Stored records:

· · · · · · ·

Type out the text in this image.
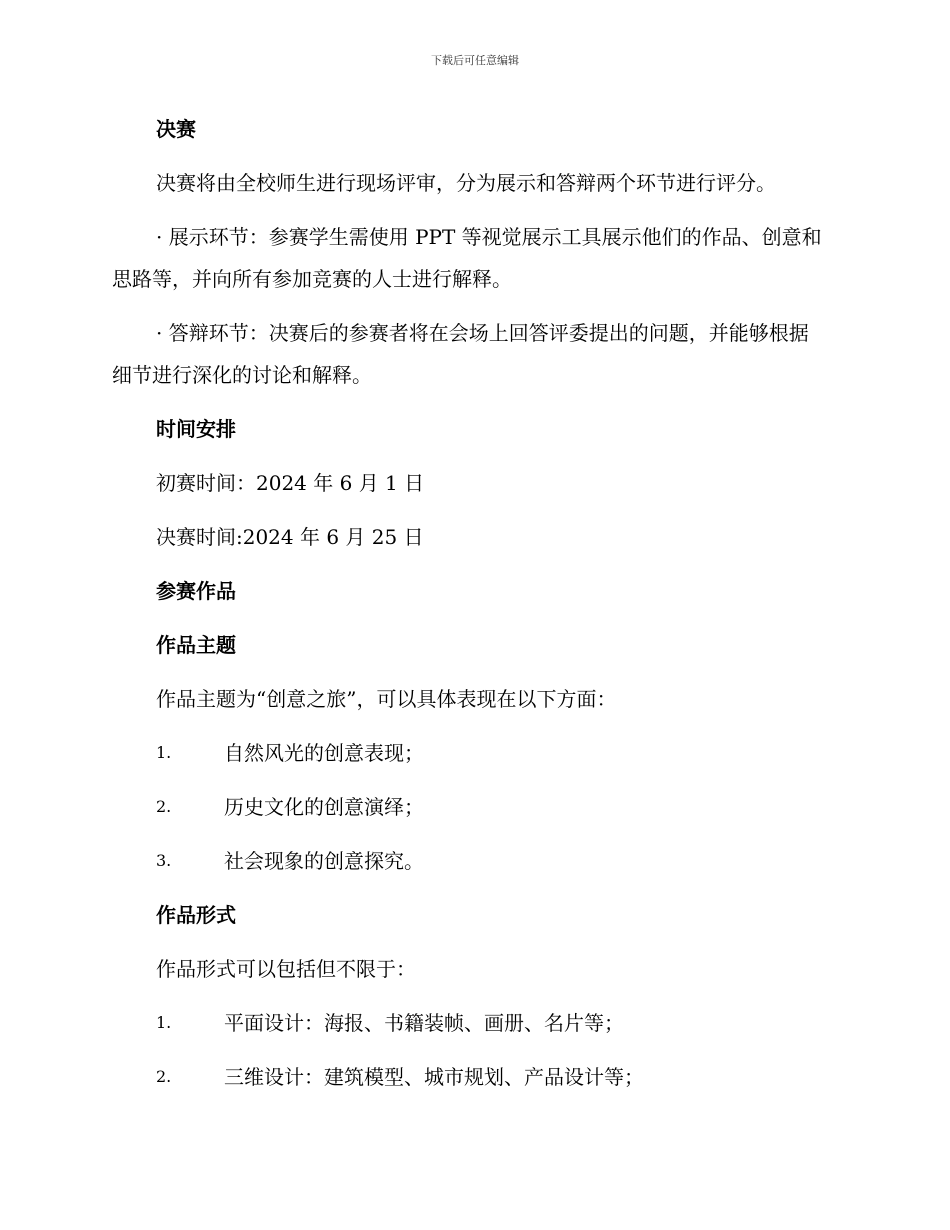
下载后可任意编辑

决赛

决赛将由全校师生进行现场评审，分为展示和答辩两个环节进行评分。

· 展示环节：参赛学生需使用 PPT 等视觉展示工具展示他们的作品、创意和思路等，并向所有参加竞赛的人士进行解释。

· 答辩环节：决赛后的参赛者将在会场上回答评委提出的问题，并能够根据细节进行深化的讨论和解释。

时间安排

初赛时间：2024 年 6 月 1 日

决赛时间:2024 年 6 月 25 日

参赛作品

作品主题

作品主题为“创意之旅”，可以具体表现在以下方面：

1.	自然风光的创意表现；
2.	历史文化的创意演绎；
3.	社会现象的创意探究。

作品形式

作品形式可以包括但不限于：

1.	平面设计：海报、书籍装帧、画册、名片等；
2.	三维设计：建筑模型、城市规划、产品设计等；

· · · · · · ·

WRITTEN PROBLEM:
Repeat the records word for word. Any picture in them should be left out.

THE COMPLETED TASK:
Type out the text in this image.
下载后可任意编辑

决赛

决赛将由全校师生进行现场评审，分为展示和答辩两个环节进行评分。

· 展示环节：参赛学生需使用 PPT 等视觉展示工具展示他们的作品、创意和思路等，并向所有参加竞赛的人士进行解释。

· 答辩环节：决赛后的参赛者将在会场上回答评委提出的问题，并能够根据细节进行深化的讨论和解释。

时间安排

初赛时间：2024 年 6 月 1 日

决赛时间:2024 年 6 月 25 日

参赛作品

作品主题

作品主题为“创意之旅”，可以具体表现在以下方面：

1.	自然风光的创意表现；
2.	历史文化的创意演绎；
3.	社会现象的创意探究。

作品形式

作品形式可以包括但不限于：

1.	平面设计：海报、书籍装帧、画册、名片等；
2.	三维设计：建筑模型、城市规划、产品设计等；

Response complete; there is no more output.